| Collected data entries |
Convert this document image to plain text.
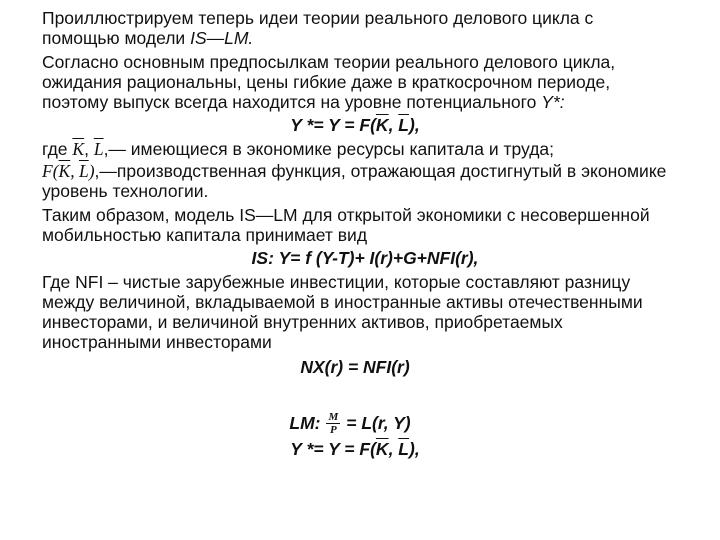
Проиллюстрируем теперь идеи теории реального делового цикла с помощью модели IS—LM.

Согласно основным предпосылкам теории реального делового цикла, ожидания рациональны, цены гибкие даже в краткосрочном периоде, поэтому выпуск всегда находится на уровне потенциального Y*:

$Y *= Y = F(\overline{K}$, $\overline{L}$),

где $\overline{K}$, $\overline{L},—$ имеющиеся в экономике ресурсы капитала и труда;

$F(\overline{K}$, $\overline{L}),—производственная$ функция, отражающая достигнутый в экономике уровень технологии.

Таким образом, модель IS—LM для открытой экономики с несовершенной мобильностью капитала принимает вид

IS: Y= f (Y-T)+ I(r)+G+NFI(r),

Где NFI – чистые зарубежные инвестиции, которые составляют разницу между величиной, вкладываемой в иностранные активы отечественными инвесторами, и величиной внутренних активов, приобретаемых иностранными инвесторами

NX(r) = NFI(r)

LM: $\frac{M}{P} = L(r$, Y)

$Y *= Y = F(\overline{K}$, $\overline{L}$),
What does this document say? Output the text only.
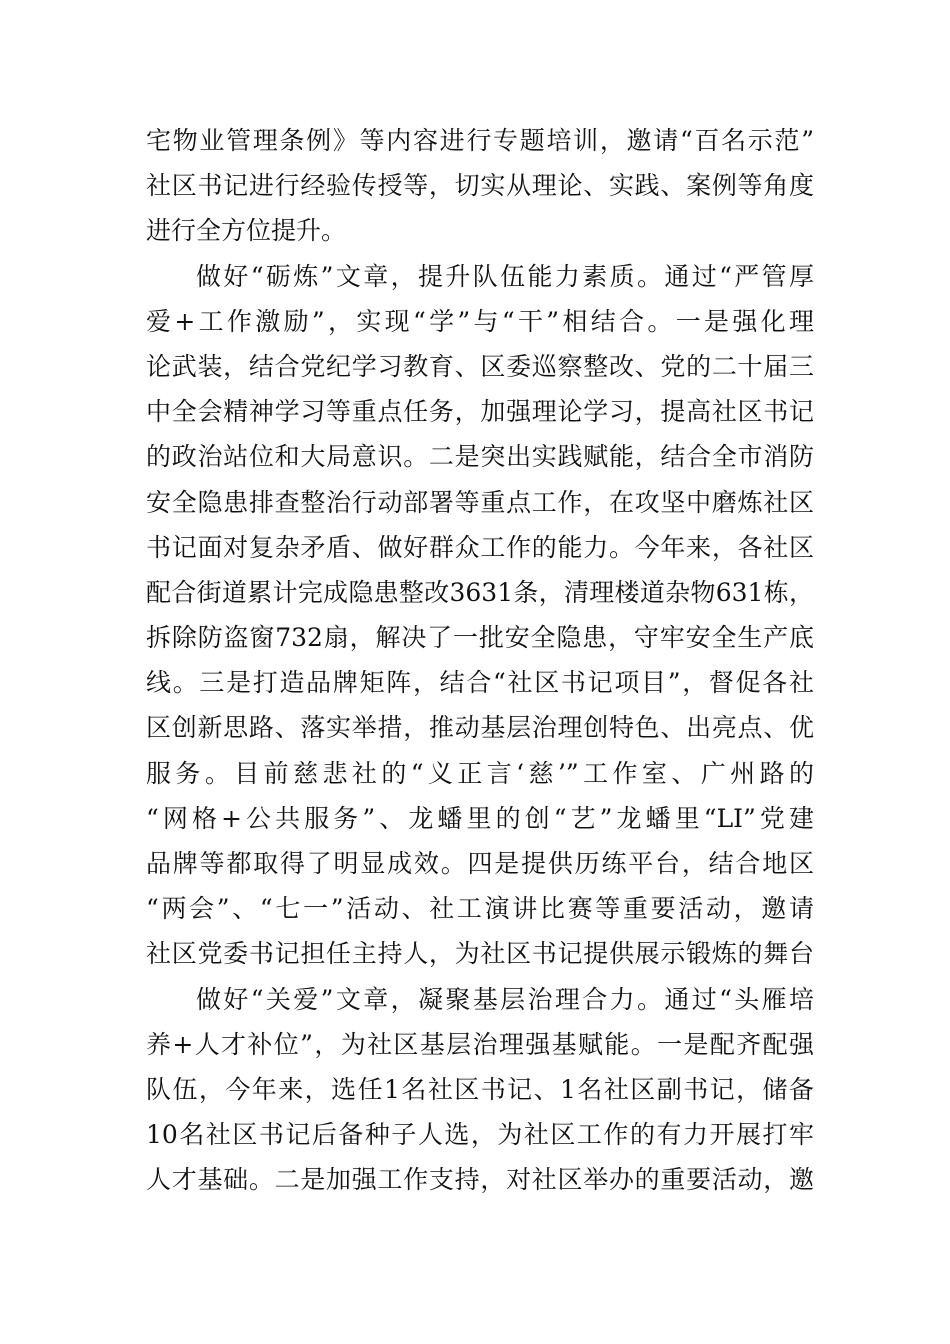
宅物业管理条例》等内容进行专题培训，邀请“百名示范”
社区书记进行经验传授等，切实从理论、实践、案例等角度
进行全方位提升。
做好“砺炼”文章，提升队伍能力素质。通过“严管厚
爱+工作激励”，实现“学”与“干”相结合。一是强化理
论武装，结合党纪学习教育、区委巡察整改、党的二十届三
中全会精神学习等重点任务，加强理论学习，提高社区书记
的政治站位和大局意识。二是突出实践赋能，结合全市消防
安全隐患排查整治行动部署等重点工作，在攻坚中磨炼社区
书记面对复杂矛盾、做好群众工作的能力。今年来，各社区
配合街道累计完成隐患整改3631条，清理楼道杂物631栋，
拆除防盗窗732扇，解决了一批安全隐患，守牢安全生产底
线。三是打造品牌矩阵，结合“社区书记项目”，督促各社
区创新思路、落实举措，推动基层治理创特色、出亮点、优
服务。目前慈悲社的“义正言‘慈’”工作室、广州路的
“网格+公共服务”、龙蟠里的创“艺”龙蟠里“LI”党建
品牌等都取得了明显成效。四是提供历练平台，结合地区
“两会”、“七一”活动、社工演讲比赛等重要活动，邀请
社区党委书记担任主持人，为社区书记提供展示锻炼的舞台
做好“关爱”文章，凝聚基层治理合力。通过“头雁培
养+人才补位”，为社区基层治理强基赋能。一是配齐配强
队伍，今年来，选任1名社区书记、1名社区副书记，储备
10名社区书记后备种子人选，为社区工作的有力开展打牢
人才基础。二是加强工作支持，对社区举办的重要活动，邀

| TASK OBJECTIVE |
Skip the pictures, then retype every line above exactly.

| SOLUTION |
Convert this document image to plain text.
Проиллюстрируем теперь идеи теории реального делового цикла с помощью модели IS—LM.

Согласно основным предпосылкам теории реального делового цикла, ожидания рациональны, цены гибкие даже в краткосрочном периоде, поэтому выпуск всегда находится на уровне потенциального Y*:

$Y *= Y = F(\overline{K}$, $\overline{L}$),

где $\overline{K}$, $\overline{L},—$ имеющиеся в экономике ресурсы капитала и труда;

$F(\overline{K}$, $\overline{L}),—производственная$ функция, отражающая достигнутый в экономике уровень технологии.

Таким образом, модель IS—LM для открытой экономики с несовершенной мобильностью капитала принимает вид

IS: Y= f (Y-T)+ I(r)+G+NFI(r),

Где NFI – чистые зарубежные инвестиции, которые составляют разницу между величиной, вкладываемой в иностранные активы отечественными инвесторами, и величиной внутренних активов, приобретаемых иностранными инвесторами

NX(r) = NFI(r)

LM: $\frac{M}{P} = L(r$, Y)

$Y *= Y = F(\overline{K}$, $\overline{L}$),
What does this document say? Output the text only.
宅物业管理条例》等内容进行专题培训，邀请“百名示范”
社区书记进行经验传授等，切实从理论、实践、案例等角度
进行全方位提升。
做好“砺炼”文章，提升队伍能力素质。通过“严管厚
爱+工作激励”，实现“学”与“干”相结合。一是强化理
论武装，结合党纪学习教育、区委巡察整改、党的二十届三
中全会精神学习等重点任务，加强理论学习，提高社区书记
的政治站位和大局意识。二是突出实践赋能，结合全市消防
安全隐患排查整治行动部署等重点工作，在攻坚中磨炼社区
书记面对复杂矛盾、做好群众工作的能力。今年来，各社区
配合街道累计完成隐患整改3631条，清理楼道杂物631栋，
拆除防盗窗732扇，解决了一批安全隐患，守牢安全生产底
线。三是打造品牌矩阵，结合“社区书记项目”，督促各社
区创新思路、落实举措，推动基层治理创特色、出亮点、优
服务。目前慈悲社的“义正言‘慈’”工作室、广州路的
“网格+公共服务”、龙蟠里的创“艺”龙蟠里“LI”党建
品牌等都取得了明显成效。四是提供历练平台，结合地区
“两会”、“七一”活动、社工演讲比赛等重要活动，邀请
社区党委书记担任主持人，为社区书记提供展示锻炼的舞台
做好“关爱”文章，凝聚基层治理合力。通过“头雁培
养+人才补位”，为社区基层治理强基赋能。一是配齐配强
队伍，今年来，选任1名社区书记、1名社区副书记，储备
10名社区书记后备种子人选，为社区工作的有力开展打牢
人才基础。二是加强工作支持，对社区举办的重要活动，邀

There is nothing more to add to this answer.